• [What is needed] Your answer should repeat the listing in full, with no line missing or altered.

******************************

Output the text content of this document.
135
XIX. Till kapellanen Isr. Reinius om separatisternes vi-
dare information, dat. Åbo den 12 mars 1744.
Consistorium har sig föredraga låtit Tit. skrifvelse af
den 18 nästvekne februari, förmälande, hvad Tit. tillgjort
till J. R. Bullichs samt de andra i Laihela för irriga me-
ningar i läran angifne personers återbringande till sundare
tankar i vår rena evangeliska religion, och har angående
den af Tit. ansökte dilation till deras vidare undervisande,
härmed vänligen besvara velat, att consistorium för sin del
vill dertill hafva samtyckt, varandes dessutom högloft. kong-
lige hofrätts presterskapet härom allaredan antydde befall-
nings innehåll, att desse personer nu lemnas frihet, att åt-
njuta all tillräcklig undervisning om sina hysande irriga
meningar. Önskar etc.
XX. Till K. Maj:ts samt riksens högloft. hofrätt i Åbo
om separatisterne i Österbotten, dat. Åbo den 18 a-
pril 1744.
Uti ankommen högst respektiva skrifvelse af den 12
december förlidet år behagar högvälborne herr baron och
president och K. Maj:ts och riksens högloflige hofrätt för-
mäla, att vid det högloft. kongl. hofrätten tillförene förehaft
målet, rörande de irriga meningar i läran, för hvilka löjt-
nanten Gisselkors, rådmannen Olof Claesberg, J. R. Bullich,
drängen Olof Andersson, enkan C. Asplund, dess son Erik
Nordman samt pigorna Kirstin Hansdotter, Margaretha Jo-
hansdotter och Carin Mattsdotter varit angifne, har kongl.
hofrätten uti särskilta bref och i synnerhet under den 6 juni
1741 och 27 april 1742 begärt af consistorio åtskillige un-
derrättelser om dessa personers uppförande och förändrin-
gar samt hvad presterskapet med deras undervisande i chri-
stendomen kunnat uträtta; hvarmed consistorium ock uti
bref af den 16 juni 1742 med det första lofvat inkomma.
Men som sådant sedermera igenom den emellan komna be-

******************************

• [Task answer]
Output the text content of this document.
135
XIX. Till kapellanen Isr. Reinius om separatisternes vi-
dare information, dat. Åbo den 12 mars 1744.
Consistorium har sig föredraga låtit Tit. skrifvelse af
den 18 nästvekne februari, förmälande, hvad Tit. tillgjort
till J. R. Bullichs samt de andra i Laihela för irriga me-
ningar i läran angifne personers återbringande till sundare
tankar i vår rena evangeliska religion, och har angående
den af Tit. ansökte dilation till deras vidare undervisande,
härmed vänligen besvara velat, att consistorium för sin del
vill dertill hafva samtyckt, varandes dessutom högloft. kong-
lige hofrätts presterskapet härom allaredan antydde befall-
nings innehåll, att desse personer nu lemnas frihet, att åt-
njuta all tillräcklig undervisning om sina hysande irriga
meningar. Önskar etc.
XX. Till K. Maj:ts samt riksens högloft. hofrätt i Åbo
om separatisterne i Österbotten, dat. Åbo den 18 a-
pril 1744.
Uti ankommen högst respektiva skrifvelse af den 12
december förlidet år behagar högvälborne herr baron och
president och K. Maj:ts och riksens högloflige hofrätt för-
mäla, att vid det högloft. kongl. hofrätten tillförene förehaft
målet, rörande de irriga meningar i läran, för hvilka löjt-
nanten Gisselkors, rådmannen Olof Claesberg, J. R. Bullich,
drängen Olof Andersson, enkan C. Asplund, dess son Erik
Nordman samt pigorna Kirstin Hansdotter, Margaretha Jo-
hansdotter och Carin Mattsdotter varit angifne, har kongl.
hofrätten uti särskilta bref och i synnerhet under den 6 juni
1741 och 27 april 1742 begärt af consistorio åtskillige un-
derrättelser om dessa personers uppförande och förändrin-
gar samt hvad presterskapet med deras undervisande i chri-
stendomen kunnat uträtta; hvarmed consistorium ock uti
bref af den 16 juni 1742 med det första lofvat inkomma.
Men som sådant sedermera igenom den emellan komna be-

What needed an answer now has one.